• YOUR INSTRUCTIONS: Read the lines below. Copy out any that hold the string "names".

Start of THE DATA

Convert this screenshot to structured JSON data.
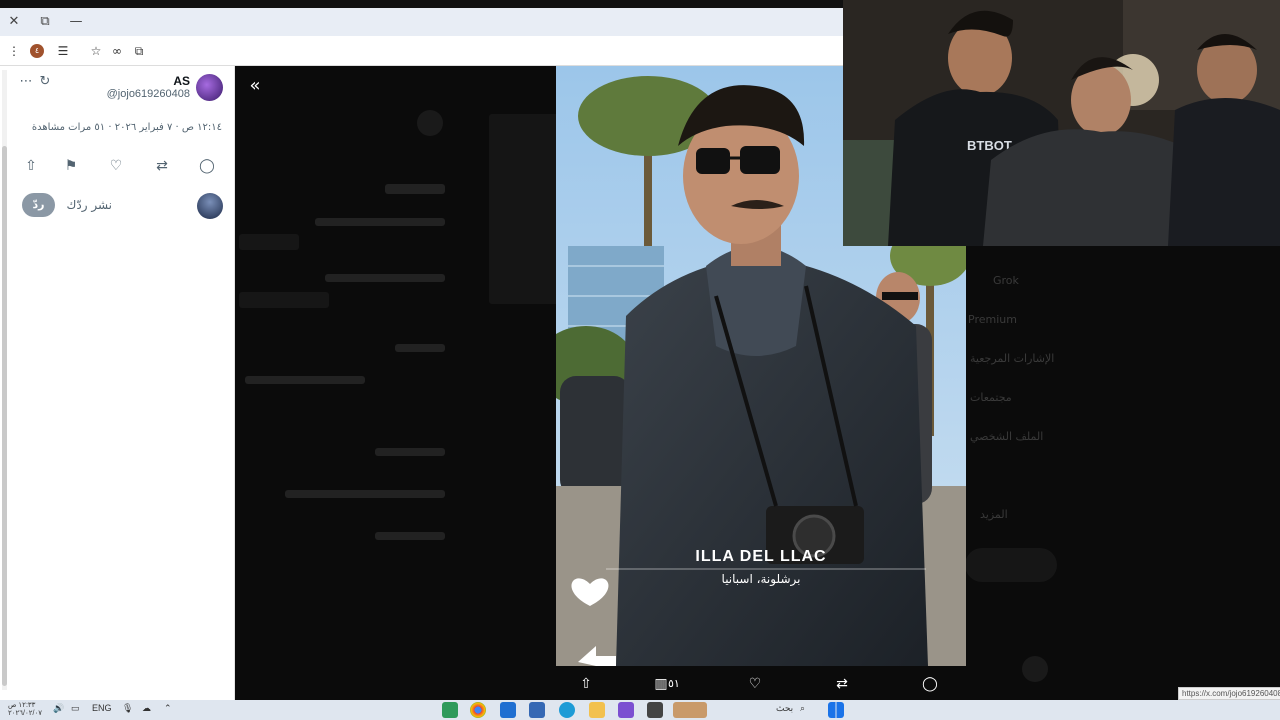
{
  "browser": {
    "window_controls": {
      "close": "✕",
      "restore": "⧉",
      "minimize": "—"
    }
  },
  "post": {
    "author_name": "AS",
    "author_handle": "@jojo619260408",
    "meta": "١٢:١٤ ص · ٧ فبراير ٢٠٢٦ · ٥١ مرات مشاهدة",
    "reply_placeholder": "نشر ردّك",
    "reply_button": "ردّ"
  },
  "media": {
    "caption_title": "ILLA DEL LLAC",
    "caption_subtitle": "برشلونة، اسبانيا",
    "views_count": "٥١"
  },
  "background_menu": [
    "Grok",
    "Premium",
    "الإشارات المرجعية",
    "مجتمعات",
    "الملف الشخصي",
    "المزيد"
  ],
  "webcam": {
    "shirt_text": "BTBOT"
  },
  "taskbar": {
    "language": "ENG",
    "search_label": "بحث",
    "clock_time": "١٢:٣٣ ص",
    "clock_date": "٢٠٢٦/٠٢/٠٧"
  },
  "status_url": "https://x.com/jojo619260408",
  "colors": {
    "accent": "#1d9bf0",
    "text_secondary": "#536471",
    "background_dim": "#0b0b0b"
  }
}
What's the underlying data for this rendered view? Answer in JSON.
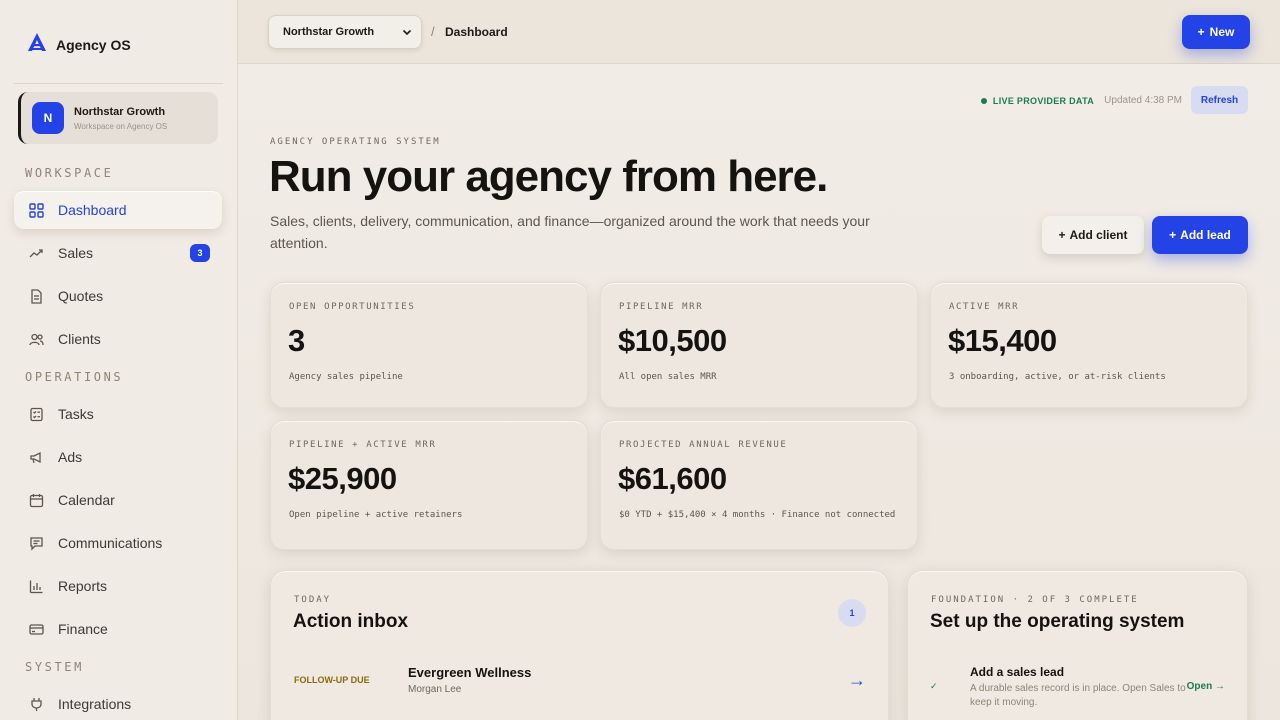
{
  "app": {
    "name": "Agency OS"
  },
  "workspace": {
    "name": "Northstar Growth",
    "initial": "N",
    "subtitle": "Workspace on Agency OS"
  },
  "sidebar": {
    "sections": {
      "workspace": "WORKSPACE",
      "operations": "OPERATIONS",
      "system": "SYSTEM"
    },
    "items": [
      {
        "label": "Dashboard",
        "icon": "grid-icon",
        "active": true
      },
      {
        "label": "Sales",
        "icon": "trending-up-icon",
        "badge": "3"
      },
      {
        "label": "Quotes",
        "icon": "document-icon"
      },
      {
        "label": "Clients",
        "icon": "users-icon"
      },
      {
        "label": "Tasks",
        "icon": "checklist-icon"
      },
      {
        "label": "Ads",
        "icon": "megaphone-icon"
      },
      {
        "label": "Calendar",
        "icon": "calendar-icon"
      },
      {
        "label": "Communications",
        "icon": "chat-icon"
      },
      {
        "label": "Reports",
        "icon": "bar-chart-icon"
      },
      {
        "label": "Finance",
        "icon": "credit-card-icon"
      },
      {
        "label": "Integrations",
        "icon": "plug-icon"
      }
    ]
  },
  "topbar": {
    "workspace_select": "Northstar Growth",
    "separator": "/",
    "breadcrumb": "Dashboard",
    "new_label": "New"
  },
  "status": {
    "live_label": "LIVE PROVIDER DATA",
    "updated": "Updated 4:38 PM",
    "refresh_label": "Refresh"
  },
  "hero": {
    "eyebrow": "AGENCY OPERATING SYSTEM",
    "title": "Run your agency from here.",
    "subtitle": "Sales, clients, delivery, communication, and finance—organized around the work that needs your attention.",
    "add_client_label": "Add client",
    "add_lead_label": "Add lead"
  },
  "kpis": [
    {
      "label": "OPEN OPPORTUNITIES",
      "value": "3",
      "caption": "Agency sales pipeline"
    },
    {
      "label": "PIPELINE MRR",
      "value": "$10,500",
      "caption": "All open sales MRR"
    },
    {
      "label": "ACTIVE MRR",
      "value": "$15,400",
      "caption": "3 onboarding, active, or at-risk clients"
    },
    {
      "label": "PIPELINE + ACTIVE MRR",
      "value": "$25,900",
      "caption": "Open pipeline + active retainers"
    },
    {
      "label": "PROJECTED ANNUAL REVENUE",
      "value": "$61,600",
      "caption": "$0 YTD + $15,400 × 4 months · Finance not connected"
    }
  ],
  "inbox": {
    "eyebrow": "TODAY",
    "title": "Action inbox",
    "count": "1",
    "items": [
      {
        "tag": "FOLLOW-UP DUE",
        "name": "Evergreen Wellness",
        "person": "Morgan Lee",
        "arrow": "→"
      }
    ]
  },
  "setup": {
    "eyebrow": "FOUNDATION · 2 OF 3 COMPLETE",
    "title": "Set up the operating system",
    "items": [
      {
        "check": "✓",
        "title": "Add a sales lead",
        "desc": "A durable sales record is in place. Open Sales to keep it moving.",
        "action": "Open →"
      }
    ]
  },
  "colors": {
    "accent": "#2343e6",
    "success": "#1f7a4d",
    "warning": "#8a6a12",
    "background": "#efe9e1"
  }
}
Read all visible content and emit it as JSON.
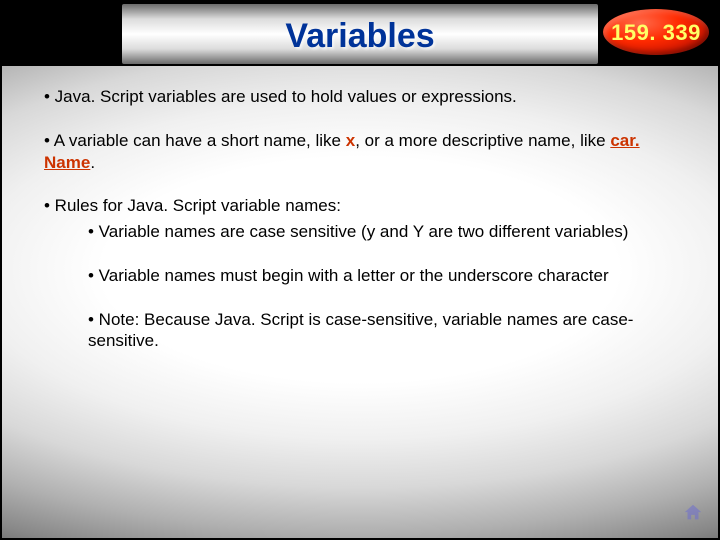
{
  "header": {
    "title": "Variables",
    "badge": "159. 339"
  },
  "body": {
    "p1_a": " • Java. Script variables are used to hold values or expressions.",
    "p2_a": " • A variable can have a short name, like ",
    "p2_x": "x",
    "p2_b": ", or a more descriptive name, like ",
    "p2_car": "car. Name",
    "p2_c": ".",
    "p3": " • Rules for Java. Script variable names:",
    "s1": " • Variable names are case sensitive (y and Y are two different variables)",
    "s2": " • Variable names must begin with a letter or the underscore character",
    "s3": " • Note: Because Java. Script is case-sensitive, variable names are case-sensitive."
  }
}
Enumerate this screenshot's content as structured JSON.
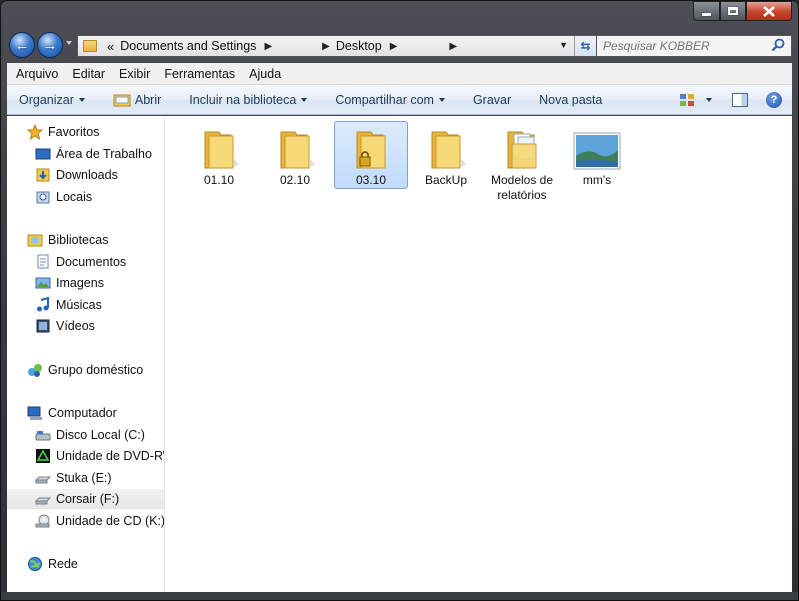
{
  "window": {
    "caption_buttons": [
      "minimize-icon",
      "maximize-icon",
      "close-icon"
    ]
  },
  "navigation": {
    "back_icon": "back-arrow-icon",
    "forward_icon": "forward-arrow-icon",
    "breadcrumb_overflow": "«",
    "breadcrumb": [
      "Documents and Settings",
      "Desktop"
    ],
    "search_placeholder": "Pesquisar KOBBER"
  },
  "menubar": {
    "items": [
      "Arquivo",
      "Editar",
      "Exibir",
      "Ferramentas",
      "Ajuda"
    ]
  },
  "commandbar": {
    "organize": "Organizar",
    "open": "Abrir",
    "include_library": "Incluir na biblioteca",
    "share": "Compartilhar com",
    "burn": "Gravar",
    "new_folder": "Nova pasta"
  },
  "navpane": {
    "favorites": {
      "header": "Favoritos",
      "items": [
        "Área de Trabalho",
        "Downloads",
        "Locais"
      ]
    },
    "libraries": {
      "header": "Bibliotecas",
      "items": [
        "Documentos",
        "Imagens",
        "Músicas",
        "Vídeos"
      ]
    },
    "homegroup": "Grupo doméstico",
    "computer": {
      "header": "Computador",
      "items": [
        "Disco Local (C:)",
        "Unidade de DVD-RW",
        "Stuka (E:)",
        "Corsair (F:)",
        "Unidade de CD (K:)"
      ],
      "selected": "Corsair (F:)"
    },
    "network": "Rede"
  },
  "files": [
    {
      "name": "01.10",
      "type": "folder"
    },
    {
      "name": "02.10",
      "type": "folder"
    },
    {
      "name": "03.10",
      "type": "folder-locked",
      "selected": true
    },
    {
      "name": "BackUp",
      "type": "folder"
    },
    {
      "name_line1": "Modelos de",
      "name_line2": "relatórios",
      "type": "folder-documents"
    },
    {
      "name": "mm's",
      "type": "image"
    }
  ],
  "colors": {
    "accent": "#1e395b",
    "selection": "#c1dbfc",
    "folder": "#f2c94c"
  }
}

End of THE DATA

• SOLUTION TO THE PROBLEM:
    "p3": " • Rules for Java. Script variable names:",
    "s1": " • Variable names are case sensitive (y and Y are two different variables)",
    "s2": " • Variable names must begin with a letter or the underscore character",
    "s3": " • Note: Because Java. Script is case-sensitive, variable names are case-sensitive."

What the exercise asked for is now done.